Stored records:
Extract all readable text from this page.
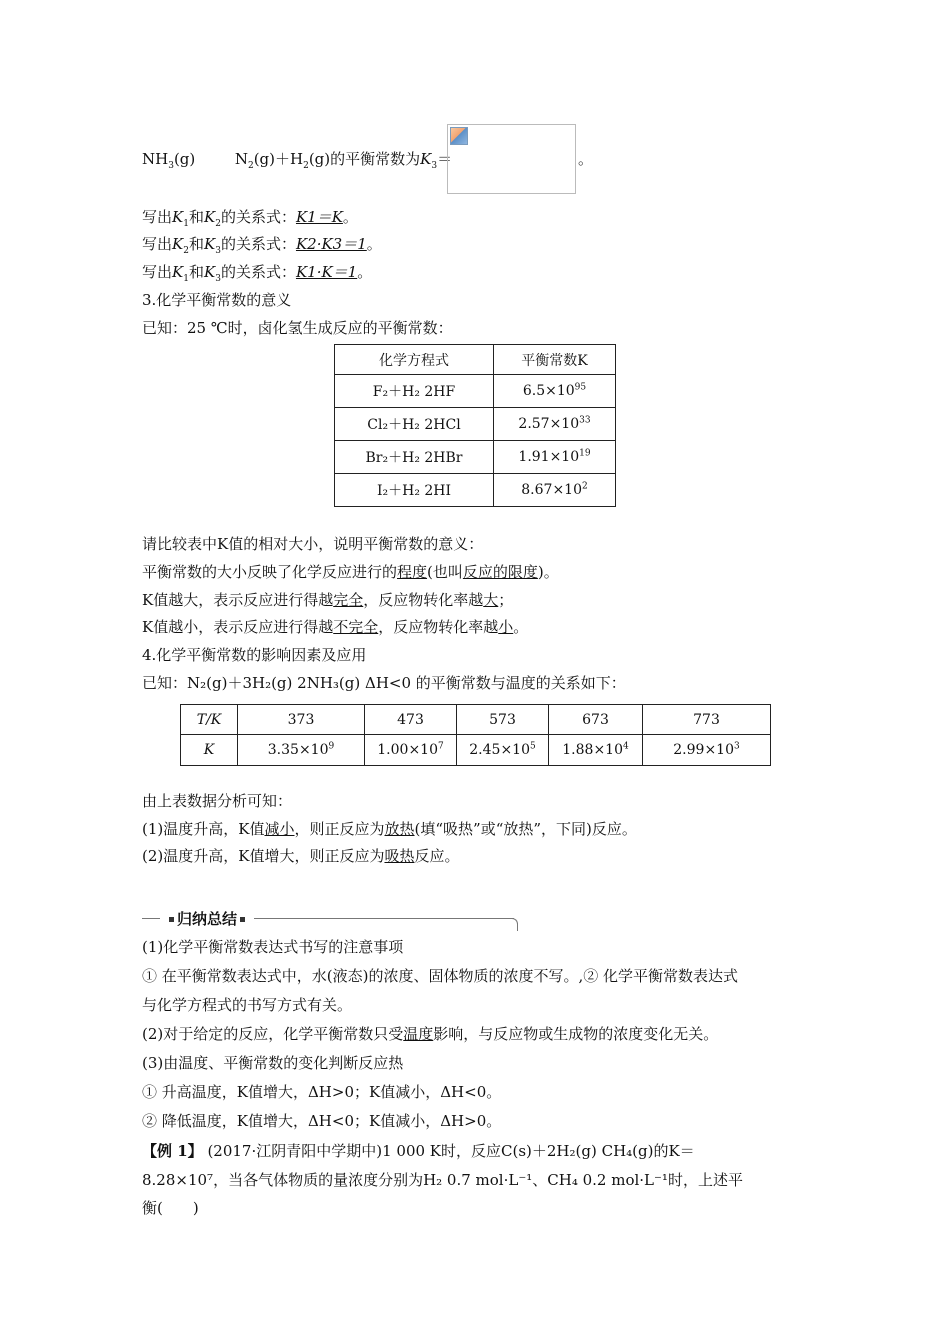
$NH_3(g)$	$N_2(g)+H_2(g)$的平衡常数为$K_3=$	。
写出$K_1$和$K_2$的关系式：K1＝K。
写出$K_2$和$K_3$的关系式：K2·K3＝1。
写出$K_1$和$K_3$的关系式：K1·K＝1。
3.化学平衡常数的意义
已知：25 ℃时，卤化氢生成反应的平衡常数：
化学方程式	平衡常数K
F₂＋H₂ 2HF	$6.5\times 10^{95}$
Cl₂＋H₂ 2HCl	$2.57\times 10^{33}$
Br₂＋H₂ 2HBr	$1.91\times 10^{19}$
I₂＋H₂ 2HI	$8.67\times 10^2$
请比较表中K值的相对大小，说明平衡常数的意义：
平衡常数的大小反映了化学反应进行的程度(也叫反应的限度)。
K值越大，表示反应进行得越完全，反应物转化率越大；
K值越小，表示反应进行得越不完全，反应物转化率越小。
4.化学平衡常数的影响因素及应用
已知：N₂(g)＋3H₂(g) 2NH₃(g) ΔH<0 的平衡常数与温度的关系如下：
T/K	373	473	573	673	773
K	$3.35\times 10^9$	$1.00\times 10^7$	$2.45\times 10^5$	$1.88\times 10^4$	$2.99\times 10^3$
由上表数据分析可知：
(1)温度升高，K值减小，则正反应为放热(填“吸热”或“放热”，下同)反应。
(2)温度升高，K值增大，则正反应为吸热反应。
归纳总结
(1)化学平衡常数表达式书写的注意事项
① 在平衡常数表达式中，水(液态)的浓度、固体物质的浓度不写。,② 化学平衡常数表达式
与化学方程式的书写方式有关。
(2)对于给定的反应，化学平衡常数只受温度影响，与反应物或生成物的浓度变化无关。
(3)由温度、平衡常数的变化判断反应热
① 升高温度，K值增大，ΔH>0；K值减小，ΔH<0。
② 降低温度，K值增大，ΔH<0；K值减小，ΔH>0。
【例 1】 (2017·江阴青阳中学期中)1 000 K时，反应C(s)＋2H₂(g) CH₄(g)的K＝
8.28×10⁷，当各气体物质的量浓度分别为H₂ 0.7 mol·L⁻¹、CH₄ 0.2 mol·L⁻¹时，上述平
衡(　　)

---

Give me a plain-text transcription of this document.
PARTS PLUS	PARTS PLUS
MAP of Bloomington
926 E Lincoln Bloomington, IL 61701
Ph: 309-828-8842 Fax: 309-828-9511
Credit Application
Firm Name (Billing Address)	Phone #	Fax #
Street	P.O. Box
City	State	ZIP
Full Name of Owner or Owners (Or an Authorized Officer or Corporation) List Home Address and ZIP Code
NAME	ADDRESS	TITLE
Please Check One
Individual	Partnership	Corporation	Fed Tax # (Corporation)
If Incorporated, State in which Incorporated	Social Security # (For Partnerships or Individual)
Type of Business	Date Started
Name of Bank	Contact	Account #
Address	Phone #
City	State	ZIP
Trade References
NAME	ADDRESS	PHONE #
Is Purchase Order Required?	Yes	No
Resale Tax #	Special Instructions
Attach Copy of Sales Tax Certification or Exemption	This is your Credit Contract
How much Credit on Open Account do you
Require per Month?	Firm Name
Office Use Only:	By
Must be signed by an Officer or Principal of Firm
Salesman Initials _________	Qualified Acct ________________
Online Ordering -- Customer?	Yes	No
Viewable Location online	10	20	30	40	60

_Exercise aim_
Copy every line of the listing containing the string "Credit".

_Full response_
Credit Application
Attach Copy of Sales Tax Certification or Exemption	This is your Credit Contract
How much Credit on Open Account do you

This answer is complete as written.